(Figure collection entries)
------

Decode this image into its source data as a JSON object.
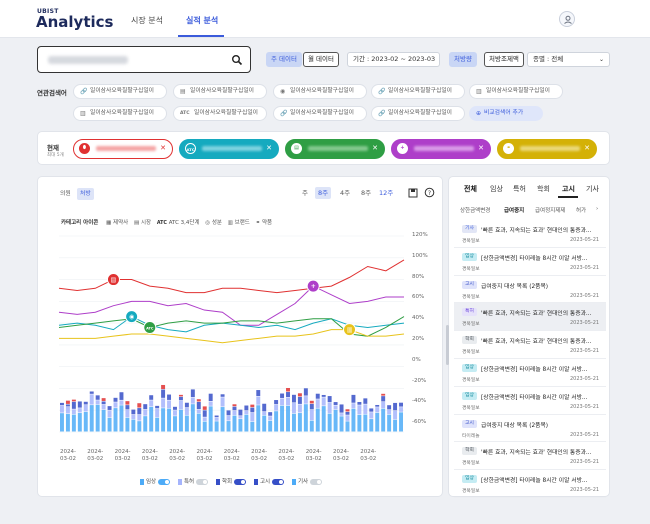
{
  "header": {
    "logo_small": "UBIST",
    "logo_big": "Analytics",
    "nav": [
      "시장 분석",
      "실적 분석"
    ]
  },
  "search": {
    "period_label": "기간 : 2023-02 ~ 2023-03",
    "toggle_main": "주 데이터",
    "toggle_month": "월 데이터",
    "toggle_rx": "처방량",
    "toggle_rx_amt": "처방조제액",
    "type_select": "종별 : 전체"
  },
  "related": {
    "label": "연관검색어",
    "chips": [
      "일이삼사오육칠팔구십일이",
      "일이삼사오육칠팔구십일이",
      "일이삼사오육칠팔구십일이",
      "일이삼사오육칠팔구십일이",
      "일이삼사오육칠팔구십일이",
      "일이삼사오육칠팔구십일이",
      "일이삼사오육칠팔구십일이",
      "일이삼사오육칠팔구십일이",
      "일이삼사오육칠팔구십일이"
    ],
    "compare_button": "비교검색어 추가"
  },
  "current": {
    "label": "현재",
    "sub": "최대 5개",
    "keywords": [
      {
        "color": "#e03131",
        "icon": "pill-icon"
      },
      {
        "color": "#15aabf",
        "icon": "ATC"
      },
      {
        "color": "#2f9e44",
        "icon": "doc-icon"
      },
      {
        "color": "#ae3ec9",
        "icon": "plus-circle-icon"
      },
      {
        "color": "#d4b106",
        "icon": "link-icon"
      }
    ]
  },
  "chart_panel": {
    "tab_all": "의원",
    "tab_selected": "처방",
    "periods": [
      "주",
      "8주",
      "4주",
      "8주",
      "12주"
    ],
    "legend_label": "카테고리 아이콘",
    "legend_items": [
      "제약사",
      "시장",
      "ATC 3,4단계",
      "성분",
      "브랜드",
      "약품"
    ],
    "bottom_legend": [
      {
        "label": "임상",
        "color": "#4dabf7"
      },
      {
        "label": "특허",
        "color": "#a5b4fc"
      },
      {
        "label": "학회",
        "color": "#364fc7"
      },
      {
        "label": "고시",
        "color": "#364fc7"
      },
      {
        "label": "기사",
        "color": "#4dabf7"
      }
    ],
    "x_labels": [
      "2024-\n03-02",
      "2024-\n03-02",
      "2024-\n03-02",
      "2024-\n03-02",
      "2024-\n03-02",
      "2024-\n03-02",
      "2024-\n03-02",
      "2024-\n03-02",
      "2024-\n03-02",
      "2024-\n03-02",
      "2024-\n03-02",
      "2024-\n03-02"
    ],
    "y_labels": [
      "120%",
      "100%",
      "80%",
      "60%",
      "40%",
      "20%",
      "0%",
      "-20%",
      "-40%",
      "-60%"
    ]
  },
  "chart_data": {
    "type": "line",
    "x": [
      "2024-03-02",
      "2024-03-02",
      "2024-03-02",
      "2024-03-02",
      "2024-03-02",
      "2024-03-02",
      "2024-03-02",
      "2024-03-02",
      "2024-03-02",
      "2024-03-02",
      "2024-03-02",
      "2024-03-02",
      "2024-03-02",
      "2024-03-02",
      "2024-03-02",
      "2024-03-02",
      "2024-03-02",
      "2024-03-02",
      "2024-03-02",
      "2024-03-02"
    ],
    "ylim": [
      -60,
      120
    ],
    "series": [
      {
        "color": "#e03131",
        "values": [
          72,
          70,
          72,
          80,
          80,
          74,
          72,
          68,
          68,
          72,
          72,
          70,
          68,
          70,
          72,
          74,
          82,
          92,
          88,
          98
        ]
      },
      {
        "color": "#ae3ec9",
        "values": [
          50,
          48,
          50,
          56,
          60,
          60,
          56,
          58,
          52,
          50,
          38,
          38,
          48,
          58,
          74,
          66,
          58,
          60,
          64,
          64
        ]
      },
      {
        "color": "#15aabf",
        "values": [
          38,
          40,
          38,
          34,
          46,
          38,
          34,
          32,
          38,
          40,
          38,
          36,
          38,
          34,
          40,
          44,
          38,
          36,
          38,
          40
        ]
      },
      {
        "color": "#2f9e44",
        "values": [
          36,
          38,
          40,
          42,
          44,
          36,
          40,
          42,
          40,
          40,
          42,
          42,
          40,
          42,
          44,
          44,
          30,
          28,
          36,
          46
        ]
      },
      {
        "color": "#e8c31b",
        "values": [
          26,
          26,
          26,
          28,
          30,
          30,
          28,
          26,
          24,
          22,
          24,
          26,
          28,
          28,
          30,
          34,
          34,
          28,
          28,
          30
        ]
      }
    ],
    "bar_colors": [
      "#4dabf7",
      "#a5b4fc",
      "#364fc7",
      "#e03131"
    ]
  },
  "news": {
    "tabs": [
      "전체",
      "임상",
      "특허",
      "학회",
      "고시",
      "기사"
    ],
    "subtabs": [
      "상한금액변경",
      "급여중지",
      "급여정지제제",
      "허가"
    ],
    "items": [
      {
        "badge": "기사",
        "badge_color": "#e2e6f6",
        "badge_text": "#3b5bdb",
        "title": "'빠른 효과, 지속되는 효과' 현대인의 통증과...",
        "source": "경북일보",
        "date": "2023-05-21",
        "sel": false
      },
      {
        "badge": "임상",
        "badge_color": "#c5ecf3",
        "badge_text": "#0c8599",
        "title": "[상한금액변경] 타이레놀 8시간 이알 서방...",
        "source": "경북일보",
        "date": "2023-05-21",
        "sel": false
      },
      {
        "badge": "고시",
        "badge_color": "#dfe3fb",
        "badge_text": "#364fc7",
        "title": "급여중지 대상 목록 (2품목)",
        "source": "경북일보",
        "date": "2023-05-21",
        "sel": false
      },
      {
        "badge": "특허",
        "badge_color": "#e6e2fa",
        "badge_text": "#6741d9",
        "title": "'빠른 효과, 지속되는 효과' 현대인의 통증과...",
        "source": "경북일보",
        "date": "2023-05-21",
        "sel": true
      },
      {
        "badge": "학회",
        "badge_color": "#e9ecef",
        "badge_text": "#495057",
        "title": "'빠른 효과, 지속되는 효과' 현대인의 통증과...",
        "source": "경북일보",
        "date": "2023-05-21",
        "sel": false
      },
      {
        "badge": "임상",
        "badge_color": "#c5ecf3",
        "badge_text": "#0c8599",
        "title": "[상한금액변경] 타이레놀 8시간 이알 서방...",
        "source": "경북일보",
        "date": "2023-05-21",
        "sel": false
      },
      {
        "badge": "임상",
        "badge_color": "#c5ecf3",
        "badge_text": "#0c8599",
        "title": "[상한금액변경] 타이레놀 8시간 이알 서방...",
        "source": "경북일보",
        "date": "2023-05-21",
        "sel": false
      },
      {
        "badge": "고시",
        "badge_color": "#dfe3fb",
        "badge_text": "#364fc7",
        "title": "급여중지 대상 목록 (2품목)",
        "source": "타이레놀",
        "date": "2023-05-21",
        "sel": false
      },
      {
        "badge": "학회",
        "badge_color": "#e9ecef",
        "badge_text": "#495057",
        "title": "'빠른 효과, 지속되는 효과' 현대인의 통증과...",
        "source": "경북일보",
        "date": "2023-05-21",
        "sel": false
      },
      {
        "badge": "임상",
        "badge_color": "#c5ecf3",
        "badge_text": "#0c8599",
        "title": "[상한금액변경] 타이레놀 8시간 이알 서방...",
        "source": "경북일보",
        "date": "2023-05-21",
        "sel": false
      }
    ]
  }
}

------

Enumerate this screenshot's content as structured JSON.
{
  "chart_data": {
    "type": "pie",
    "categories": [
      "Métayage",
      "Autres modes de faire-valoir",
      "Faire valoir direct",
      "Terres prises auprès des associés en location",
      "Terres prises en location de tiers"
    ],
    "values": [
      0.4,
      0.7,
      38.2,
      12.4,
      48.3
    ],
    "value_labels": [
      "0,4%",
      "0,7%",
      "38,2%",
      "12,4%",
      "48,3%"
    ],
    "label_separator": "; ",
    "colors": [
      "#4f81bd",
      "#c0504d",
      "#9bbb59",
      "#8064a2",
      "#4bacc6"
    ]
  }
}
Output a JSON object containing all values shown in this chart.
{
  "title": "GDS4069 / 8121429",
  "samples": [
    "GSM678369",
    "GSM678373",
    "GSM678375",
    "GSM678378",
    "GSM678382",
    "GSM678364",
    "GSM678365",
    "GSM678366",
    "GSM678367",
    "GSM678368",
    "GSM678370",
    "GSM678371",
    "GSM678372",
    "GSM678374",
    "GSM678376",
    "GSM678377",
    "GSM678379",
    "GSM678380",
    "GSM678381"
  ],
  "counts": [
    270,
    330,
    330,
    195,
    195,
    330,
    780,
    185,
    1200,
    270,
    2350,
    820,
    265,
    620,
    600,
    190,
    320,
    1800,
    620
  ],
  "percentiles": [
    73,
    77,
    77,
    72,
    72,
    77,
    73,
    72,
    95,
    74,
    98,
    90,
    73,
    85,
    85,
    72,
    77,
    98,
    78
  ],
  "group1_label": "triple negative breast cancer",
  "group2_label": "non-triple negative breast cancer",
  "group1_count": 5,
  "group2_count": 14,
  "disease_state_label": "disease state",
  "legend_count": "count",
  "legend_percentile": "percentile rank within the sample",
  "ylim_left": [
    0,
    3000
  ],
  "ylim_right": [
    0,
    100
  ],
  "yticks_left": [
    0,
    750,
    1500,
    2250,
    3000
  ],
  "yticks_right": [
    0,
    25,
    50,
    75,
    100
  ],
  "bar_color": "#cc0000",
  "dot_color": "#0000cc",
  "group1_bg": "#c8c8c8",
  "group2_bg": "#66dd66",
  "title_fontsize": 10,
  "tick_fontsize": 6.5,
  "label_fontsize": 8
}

------

▸ **The exercise**
From the listing, tally every line with the word "this" in it and give only the tally.

▸ **Exercise result**
3